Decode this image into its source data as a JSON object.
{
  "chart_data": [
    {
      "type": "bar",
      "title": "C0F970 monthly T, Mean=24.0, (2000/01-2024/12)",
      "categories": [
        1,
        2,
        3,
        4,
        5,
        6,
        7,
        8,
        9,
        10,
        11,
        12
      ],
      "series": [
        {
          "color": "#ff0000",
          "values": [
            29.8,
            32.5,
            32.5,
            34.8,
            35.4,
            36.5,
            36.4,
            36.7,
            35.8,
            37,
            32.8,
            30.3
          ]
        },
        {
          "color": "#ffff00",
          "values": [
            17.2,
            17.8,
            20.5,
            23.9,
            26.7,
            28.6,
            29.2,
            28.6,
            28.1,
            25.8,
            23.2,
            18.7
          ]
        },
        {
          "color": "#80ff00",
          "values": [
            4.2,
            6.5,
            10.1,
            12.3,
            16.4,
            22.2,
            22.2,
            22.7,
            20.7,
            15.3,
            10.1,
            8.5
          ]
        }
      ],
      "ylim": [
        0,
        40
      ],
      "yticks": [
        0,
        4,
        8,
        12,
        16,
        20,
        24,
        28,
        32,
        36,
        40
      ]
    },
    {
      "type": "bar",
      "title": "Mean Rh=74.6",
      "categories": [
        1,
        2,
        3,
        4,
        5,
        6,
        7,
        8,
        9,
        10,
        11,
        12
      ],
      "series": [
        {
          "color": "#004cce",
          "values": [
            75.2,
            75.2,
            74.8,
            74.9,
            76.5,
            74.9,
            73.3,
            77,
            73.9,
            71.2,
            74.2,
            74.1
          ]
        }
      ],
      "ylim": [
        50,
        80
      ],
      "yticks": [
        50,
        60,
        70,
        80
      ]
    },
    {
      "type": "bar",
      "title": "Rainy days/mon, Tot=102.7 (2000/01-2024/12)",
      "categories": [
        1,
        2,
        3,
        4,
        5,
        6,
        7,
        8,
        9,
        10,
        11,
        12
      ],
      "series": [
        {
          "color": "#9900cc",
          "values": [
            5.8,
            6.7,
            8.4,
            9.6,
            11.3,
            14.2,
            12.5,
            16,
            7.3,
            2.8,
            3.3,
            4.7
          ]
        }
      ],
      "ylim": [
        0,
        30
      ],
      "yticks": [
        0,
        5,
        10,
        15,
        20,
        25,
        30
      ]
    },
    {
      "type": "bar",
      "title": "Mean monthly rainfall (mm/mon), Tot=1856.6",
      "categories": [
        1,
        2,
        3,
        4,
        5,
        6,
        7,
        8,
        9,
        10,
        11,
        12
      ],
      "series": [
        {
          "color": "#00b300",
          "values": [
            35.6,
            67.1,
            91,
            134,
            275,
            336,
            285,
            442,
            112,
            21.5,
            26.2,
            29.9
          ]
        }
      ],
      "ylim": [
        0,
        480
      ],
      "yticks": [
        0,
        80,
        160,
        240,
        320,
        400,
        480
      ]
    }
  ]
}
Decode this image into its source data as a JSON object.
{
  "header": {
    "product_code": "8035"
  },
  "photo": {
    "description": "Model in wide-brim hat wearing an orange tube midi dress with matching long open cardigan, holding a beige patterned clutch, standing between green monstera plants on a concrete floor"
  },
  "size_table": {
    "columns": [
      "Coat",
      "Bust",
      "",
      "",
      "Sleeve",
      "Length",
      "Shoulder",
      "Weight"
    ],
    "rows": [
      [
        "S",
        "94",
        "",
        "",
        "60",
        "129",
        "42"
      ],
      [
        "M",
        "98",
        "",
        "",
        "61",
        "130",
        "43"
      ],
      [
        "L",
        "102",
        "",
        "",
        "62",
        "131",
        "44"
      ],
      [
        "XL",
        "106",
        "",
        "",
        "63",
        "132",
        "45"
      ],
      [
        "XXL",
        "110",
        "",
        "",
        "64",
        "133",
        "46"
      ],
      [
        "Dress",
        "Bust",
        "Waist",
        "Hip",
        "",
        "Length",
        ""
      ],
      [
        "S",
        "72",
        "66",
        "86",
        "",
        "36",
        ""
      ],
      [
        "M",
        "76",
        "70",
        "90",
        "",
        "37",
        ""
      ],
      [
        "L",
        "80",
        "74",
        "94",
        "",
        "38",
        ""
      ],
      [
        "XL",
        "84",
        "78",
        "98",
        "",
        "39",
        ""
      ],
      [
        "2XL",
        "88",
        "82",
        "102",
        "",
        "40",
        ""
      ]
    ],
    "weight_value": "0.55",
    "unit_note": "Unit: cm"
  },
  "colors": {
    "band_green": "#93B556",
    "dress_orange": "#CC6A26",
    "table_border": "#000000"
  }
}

(CHALLENGE): Write out every line exactly as it stands.

(FINISHED ANSWER):
Decode this image into its source data as a JSON object.
{
  "chart_data": [
    {
      "type": "bar",
      "title": "C0F970 monthly T, Mean=24.0, (2000/01-2024/12)",
      "categories": [
        1,
        2,
        3,
        4,
        5,
        6,
        7,
        8,
        9,
        10,
        11,
        12
      ],
      "series": [
        {
          "color": "#ff0000",
          "values": [
            29.8,
            32.5,
            32.5,
            34.8,
            35.4,
            36.5,
            36.4,
            36.7,
            35.8,
            37,
            32.8,
            30.3
          ]
        },
        {
          "color": "#ffff00",
          "values": [
            17.2,
            17.8,
            20.5,
            23.9,
            26.7,
            28.6,
            29.2,
            28.6,
            28.1,
            25.8,
            23.2,
            18.7
          ]
        },
        {
          "color": "#80ff00",
          "values": [
            4.2,
            6.5,
            10.1,
            12.3,
            16.4,
            22.2,
            22.2,
            22.7,
            20.7,
            15.3,
            10.1,
            8.5
          ]
        }
      ],
      "ylim": [
        0,
        40
      ],
      "yticks": [
        0,
        4,
        8,
        12,
        16,
        20,
        24,
        28,
        32,
        36,
        40
      ]
    },
    {
      "type": "bar",
      "title": "Mean Rh=74.6",
      "categories": [
        1,
        2,
        3,
        4,
        5,
        6,
        7,
        8,
        9,
        10,
        11,
        12
      ],
      "series": [
        {
          "color": "#004cce",
          "values": [
            75.2,
            75.2,
            74.8,
            74.9,
            76.5,
            74.9,
            73.3,
            77,
            73.9,
            71.2,
            74.2,
            74.1
          ]
        }
      ],
      "ylim": [
        50,
        80
      ],
      "yticks": [
        50,
        60,
        70,
        80
      ]
    },
    {
      "type": "bar",
      "title": "Rainy days/mon, Tot=102.7 (2000/01-2024/12)",
      "categories": [
        1,
        2,
        3,
        4,
        5,
        6,
        7,
        8,
        9,
        10,
        11,
        12
      ],
      "series": [
        {
          "color": "#9900cc",
          "values": [
            5.8,
            6.7,
            8.4,
            9.6,
            11.3,
            14.2,
            12.5,
            16,
            7.3,
            2.8,
            3.3,
            4.7
          ]
        }
      ],
      "ylim": [
        0,
        30
      ],
      "yticks": [
        0,
        5,
        10,
        15,
        20,
        25,
        30
      ]
    },
    {
      "type": "bar",
      "title": "Mean monthly rainfall (mm/mon), Tot=1856.6",
      "categories": [
        1,
        2,
        3,
        4,
        5,
        6,
        7,
        8,
        9,
        10,
        11,
        12
      ],
      "series": [
        {
          "color": "#00b300",
          "values": [
            35.6,
            67.1,
            91,
            134,
            275,
            336,
            285,
            442,
            112,
            21.5,
            26.2,
            29.9
          ]
        }
      ],
      "ylim": [
        0,
        480
      ],
      "yticks": [
        0,
        80,
        160,
        240,
        320,
        400,
        480
      ]
    }
  ]
}
Decode this image into its source data as a JSON object.
{
  "header": {
    "product_code": "8035"
  },
  "photo": {
    "description": "Model in wide-brim hat wearing an orange tube midi dress with matching long open cardigan, holding a beige patterned clutch, standing between green monstera plants on a concrete floor"
  },
  "size_table": {
    "columns": [
      "Coat",
      "Bust",
      "",
      "",
      "Sleeve",
      "Length",
      "Shoulder",
      "Weight"
    ],
    "rows": [
      [
        "S",
        "94",
        "",
        "",
        "60",
        "129",
        "42"
      ],
      [
        "M",
        "98",
        "",
        "",
        "61",
        "130",
        "43"
      ],
      [
        "L",
        "102",
        "",
        "",
        "62",
        "131",
        "44"
      ],
      [
        "XL",
        "106",
        "",
        "",
        "63",
        "132",
        "45"
      ],
      [
        "XXL",
        "110",
        "",
        "",
        "64",
        "133",
        "46"
      ],
      [
        "Dress",
        "Bust",
        "Waist",
        "Hip",
        "",
        "Length",
        ""
      ],
      [
        "S",
        "72",
        "66",
        "86",
        "",
        "36",
        ""
      ],
      [
        "M",
        "76",
        "70",
        "90",
        "",
        "37",
        ""
      ],
      [
        "L",
        "80",
        "74",
        "94",
        "",
        "38",
        ""
      ],
      [
        "XL",
        "84",
        "78",
        "98",
        "",
        "39",
        ""
      ],
      [
        "2XL",
        "88",
        "82",
        "102",
        "",
        "40",
        ""
      ]
    ],
    "weight_value": "0.55",
    "unit_note": "Unit: cm"
  },
  "colors": {
    "band_green": "#93B556",
    "dress_orange": "#CC6A26",
    "table_border": "#000000"
  }
}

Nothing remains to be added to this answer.